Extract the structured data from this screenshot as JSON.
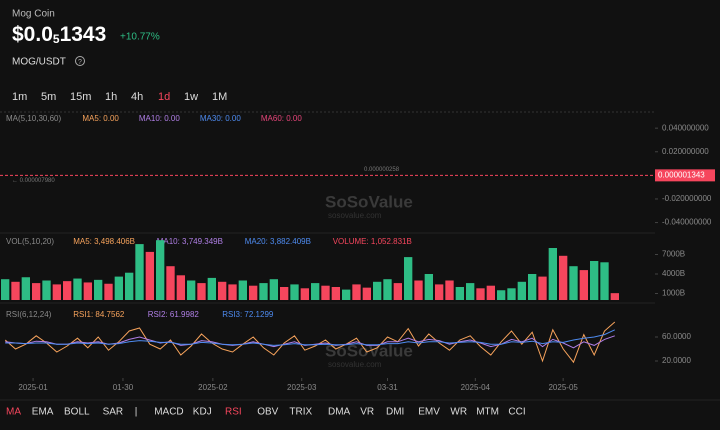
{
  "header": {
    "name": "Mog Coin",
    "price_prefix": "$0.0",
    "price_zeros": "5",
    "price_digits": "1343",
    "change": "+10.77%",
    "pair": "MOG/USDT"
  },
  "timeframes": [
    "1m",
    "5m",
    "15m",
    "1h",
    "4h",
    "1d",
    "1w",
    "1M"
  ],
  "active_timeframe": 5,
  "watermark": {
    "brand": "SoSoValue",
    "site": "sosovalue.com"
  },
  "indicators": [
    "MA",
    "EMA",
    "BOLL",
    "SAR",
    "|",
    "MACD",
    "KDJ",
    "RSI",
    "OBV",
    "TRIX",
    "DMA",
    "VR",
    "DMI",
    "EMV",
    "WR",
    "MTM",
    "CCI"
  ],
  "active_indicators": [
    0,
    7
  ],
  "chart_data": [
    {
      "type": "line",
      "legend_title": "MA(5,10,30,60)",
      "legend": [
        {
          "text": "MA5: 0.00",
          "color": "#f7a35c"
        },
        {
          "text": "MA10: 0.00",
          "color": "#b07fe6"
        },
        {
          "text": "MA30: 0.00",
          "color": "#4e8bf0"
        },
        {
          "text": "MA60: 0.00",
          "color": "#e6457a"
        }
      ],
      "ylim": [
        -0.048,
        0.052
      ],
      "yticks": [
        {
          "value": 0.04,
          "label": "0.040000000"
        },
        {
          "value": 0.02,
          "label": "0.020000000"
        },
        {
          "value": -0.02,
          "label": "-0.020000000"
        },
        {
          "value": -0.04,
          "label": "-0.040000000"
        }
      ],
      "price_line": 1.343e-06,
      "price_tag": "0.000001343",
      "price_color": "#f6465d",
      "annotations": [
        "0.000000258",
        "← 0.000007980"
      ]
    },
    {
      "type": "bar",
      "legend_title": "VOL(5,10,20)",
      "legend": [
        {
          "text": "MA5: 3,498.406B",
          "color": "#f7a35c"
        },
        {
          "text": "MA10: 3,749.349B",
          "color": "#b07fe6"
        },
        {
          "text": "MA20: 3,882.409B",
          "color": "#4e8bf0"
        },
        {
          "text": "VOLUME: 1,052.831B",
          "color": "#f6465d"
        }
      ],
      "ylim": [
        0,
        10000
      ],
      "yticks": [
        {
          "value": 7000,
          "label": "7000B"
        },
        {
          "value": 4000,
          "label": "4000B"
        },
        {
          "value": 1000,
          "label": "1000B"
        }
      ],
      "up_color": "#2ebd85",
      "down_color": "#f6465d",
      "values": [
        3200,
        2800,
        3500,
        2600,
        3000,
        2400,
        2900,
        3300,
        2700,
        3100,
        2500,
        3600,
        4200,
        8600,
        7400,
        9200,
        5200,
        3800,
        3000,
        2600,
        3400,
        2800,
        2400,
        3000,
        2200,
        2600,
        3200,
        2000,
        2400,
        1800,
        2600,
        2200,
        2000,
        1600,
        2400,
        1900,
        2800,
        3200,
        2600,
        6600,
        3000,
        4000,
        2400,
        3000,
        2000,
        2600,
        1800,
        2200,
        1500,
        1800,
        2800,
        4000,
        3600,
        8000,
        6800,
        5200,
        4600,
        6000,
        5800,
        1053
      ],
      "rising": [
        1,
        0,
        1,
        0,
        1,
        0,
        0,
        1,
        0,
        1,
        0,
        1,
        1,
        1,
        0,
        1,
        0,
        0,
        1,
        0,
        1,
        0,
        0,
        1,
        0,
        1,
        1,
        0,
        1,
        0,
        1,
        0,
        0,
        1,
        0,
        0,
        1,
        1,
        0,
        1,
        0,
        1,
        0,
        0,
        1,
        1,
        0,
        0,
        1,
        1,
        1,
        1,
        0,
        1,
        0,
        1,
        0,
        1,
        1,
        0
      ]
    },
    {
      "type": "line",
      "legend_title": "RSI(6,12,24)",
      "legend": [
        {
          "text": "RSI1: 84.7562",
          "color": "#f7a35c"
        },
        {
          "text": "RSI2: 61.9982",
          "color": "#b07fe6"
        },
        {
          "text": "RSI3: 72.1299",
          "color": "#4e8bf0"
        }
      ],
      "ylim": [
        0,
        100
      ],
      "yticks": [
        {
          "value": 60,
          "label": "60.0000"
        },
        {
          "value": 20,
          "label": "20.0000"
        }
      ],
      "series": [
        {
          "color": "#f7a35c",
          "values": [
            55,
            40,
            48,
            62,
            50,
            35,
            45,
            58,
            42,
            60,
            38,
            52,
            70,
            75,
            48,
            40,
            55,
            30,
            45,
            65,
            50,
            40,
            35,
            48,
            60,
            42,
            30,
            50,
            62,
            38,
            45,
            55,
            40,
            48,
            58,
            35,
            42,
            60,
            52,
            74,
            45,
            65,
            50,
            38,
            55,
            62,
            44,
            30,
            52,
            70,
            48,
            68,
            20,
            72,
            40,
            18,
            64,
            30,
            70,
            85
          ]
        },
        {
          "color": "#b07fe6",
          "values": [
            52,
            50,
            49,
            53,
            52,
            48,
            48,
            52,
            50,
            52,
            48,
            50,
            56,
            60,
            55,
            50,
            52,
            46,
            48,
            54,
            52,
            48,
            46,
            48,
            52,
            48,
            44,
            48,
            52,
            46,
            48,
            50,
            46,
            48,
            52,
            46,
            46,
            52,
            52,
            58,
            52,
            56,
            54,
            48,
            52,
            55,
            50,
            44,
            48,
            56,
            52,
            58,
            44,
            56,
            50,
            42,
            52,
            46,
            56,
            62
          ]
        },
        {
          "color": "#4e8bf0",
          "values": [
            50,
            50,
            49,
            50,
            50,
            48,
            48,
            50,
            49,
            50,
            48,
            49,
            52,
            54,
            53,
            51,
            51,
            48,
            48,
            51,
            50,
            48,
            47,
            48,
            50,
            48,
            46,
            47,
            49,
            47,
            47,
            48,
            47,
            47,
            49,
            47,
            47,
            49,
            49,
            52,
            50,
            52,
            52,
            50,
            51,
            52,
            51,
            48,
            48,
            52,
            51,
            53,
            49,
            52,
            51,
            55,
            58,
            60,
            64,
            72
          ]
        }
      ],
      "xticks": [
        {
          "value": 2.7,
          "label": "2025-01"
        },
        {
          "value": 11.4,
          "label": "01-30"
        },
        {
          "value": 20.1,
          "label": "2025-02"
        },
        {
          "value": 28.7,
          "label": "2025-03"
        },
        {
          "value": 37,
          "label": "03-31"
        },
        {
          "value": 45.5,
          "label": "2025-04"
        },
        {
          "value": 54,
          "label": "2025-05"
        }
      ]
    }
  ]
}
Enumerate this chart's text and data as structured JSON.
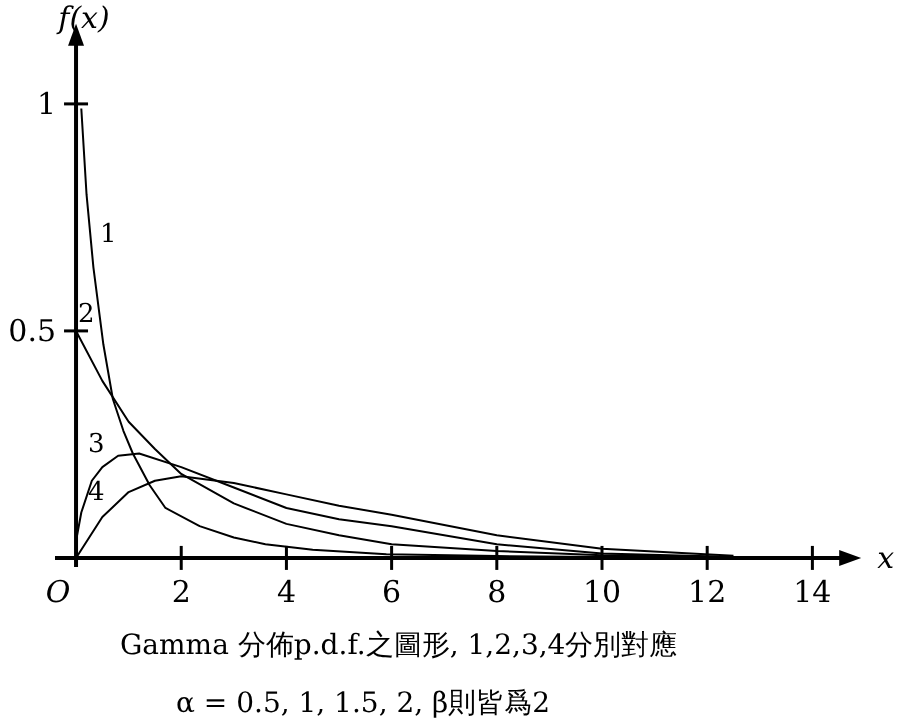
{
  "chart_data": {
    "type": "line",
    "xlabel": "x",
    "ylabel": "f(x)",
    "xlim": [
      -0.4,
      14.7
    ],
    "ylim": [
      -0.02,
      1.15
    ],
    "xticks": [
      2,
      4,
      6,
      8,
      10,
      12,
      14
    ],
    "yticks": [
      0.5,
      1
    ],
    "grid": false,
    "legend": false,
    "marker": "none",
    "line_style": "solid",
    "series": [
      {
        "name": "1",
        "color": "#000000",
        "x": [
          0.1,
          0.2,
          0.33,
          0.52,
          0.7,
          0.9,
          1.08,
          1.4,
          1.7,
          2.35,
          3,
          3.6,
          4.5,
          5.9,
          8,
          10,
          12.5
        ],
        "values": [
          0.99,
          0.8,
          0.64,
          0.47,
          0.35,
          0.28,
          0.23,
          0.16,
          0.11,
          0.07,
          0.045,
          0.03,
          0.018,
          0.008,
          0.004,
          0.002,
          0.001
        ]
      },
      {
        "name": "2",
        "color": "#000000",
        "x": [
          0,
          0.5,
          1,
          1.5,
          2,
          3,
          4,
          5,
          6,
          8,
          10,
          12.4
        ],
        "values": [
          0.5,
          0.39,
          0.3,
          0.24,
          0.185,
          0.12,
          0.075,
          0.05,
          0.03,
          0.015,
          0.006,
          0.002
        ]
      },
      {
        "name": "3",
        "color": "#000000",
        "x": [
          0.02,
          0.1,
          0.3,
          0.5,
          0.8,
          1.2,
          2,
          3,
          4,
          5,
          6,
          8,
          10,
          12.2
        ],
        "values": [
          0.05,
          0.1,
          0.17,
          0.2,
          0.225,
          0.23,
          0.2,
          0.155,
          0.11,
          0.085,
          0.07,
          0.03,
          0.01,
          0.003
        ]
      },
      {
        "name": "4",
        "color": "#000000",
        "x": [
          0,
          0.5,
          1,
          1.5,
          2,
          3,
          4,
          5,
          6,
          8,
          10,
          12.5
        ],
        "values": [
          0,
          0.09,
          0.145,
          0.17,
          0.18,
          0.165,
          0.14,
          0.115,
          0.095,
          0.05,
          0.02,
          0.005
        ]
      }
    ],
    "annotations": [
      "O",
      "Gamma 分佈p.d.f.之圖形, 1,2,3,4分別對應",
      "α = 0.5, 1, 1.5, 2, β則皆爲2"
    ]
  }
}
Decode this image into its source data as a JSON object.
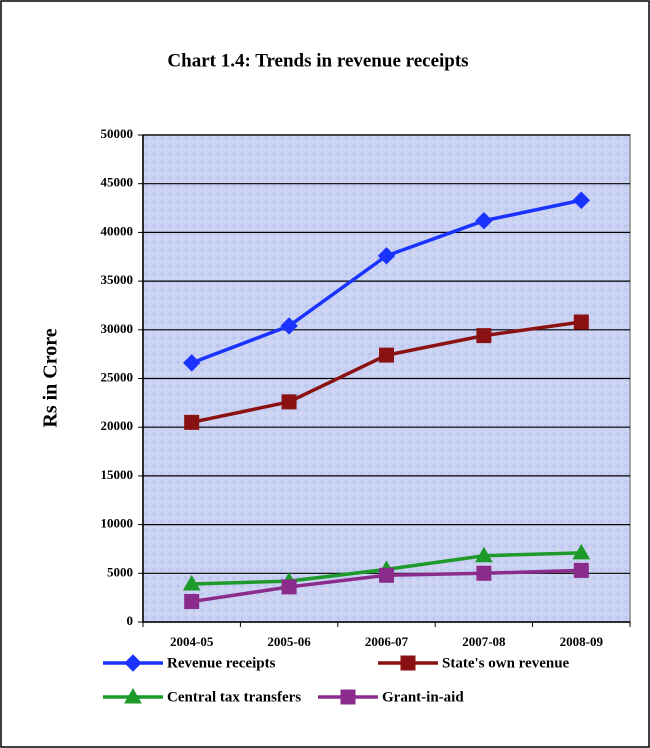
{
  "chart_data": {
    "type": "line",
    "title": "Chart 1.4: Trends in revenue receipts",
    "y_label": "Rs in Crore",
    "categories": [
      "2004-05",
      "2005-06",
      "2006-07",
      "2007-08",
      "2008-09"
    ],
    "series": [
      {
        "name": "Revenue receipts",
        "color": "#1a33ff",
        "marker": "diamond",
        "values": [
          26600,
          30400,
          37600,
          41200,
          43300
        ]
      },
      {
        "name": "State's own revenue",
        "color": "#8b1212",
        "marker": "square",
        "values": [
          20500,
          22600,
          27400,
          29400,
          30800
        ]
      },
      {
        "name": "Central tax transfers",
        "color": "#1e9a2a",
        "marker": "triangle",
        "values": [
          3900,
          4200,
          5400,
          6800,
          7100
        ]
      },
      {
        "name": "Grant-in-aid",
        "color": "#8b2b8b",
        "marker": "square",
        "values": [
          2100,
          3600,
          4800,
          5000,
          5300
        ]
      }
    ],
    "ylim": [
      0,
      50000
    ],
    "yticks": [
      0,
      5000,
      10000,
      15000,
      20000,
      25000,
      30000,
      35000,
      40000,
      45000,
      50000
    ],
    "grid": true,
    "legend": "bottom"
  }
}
+++++
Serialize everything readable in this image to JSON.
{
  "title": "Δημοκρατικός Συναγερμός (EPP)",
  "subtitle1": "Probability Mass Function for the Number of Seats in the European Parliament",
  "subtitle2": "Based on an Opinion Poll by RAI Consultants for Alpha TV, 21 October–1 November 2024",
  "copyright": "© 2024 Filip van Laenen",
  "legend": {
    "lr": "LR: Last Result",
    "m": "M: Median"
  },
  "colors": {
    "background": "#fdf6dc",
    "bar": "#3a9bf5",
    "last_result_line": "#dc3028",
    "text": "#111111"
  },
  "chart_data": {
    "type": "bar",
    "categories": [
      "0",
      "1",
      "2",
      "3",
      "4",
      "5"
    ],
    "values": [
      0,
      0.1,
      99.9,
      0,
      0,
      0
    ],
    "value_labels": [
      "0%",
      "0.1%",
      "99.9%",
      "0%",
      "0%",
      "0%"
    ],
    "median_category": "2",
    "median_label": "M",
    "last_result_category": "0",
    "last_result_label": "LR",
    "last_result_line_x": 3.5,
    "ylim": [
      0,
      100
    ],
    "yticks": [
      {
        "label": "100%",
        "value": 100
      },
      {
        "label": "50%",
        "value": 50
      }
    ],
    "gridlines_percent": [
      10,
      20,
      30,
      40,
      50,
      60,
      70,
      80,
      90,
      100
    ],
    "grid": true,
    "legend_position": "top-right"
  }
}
+++++
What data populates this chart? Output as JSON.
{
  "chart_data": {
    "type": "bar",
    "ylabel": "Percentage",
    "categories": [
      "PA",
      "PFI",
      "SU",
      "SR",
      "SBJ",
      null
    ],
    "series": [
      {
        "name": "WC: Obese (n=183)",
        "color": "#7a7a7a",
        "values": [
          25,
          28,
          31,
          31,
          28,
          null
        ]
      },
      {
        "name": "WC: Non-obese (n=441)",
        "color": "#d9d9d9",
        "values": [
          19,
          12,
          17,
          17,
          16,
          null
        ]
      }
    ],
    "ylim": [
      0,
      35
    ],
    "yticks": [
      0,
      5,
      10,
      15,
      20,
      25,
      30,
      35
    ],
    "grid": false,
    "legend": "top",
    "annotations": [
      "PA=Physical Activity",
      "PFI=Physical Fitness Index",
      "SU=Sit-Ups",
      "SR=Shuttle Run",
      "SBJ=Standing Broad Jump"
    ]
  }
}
+++++
Identify the lines that hold the word "image". Copy every one of them.

**SOLUTION TO THE EXERCISE**
Decode this image into its source data as a JSON object.
Serialize everything readable in this image to JSON.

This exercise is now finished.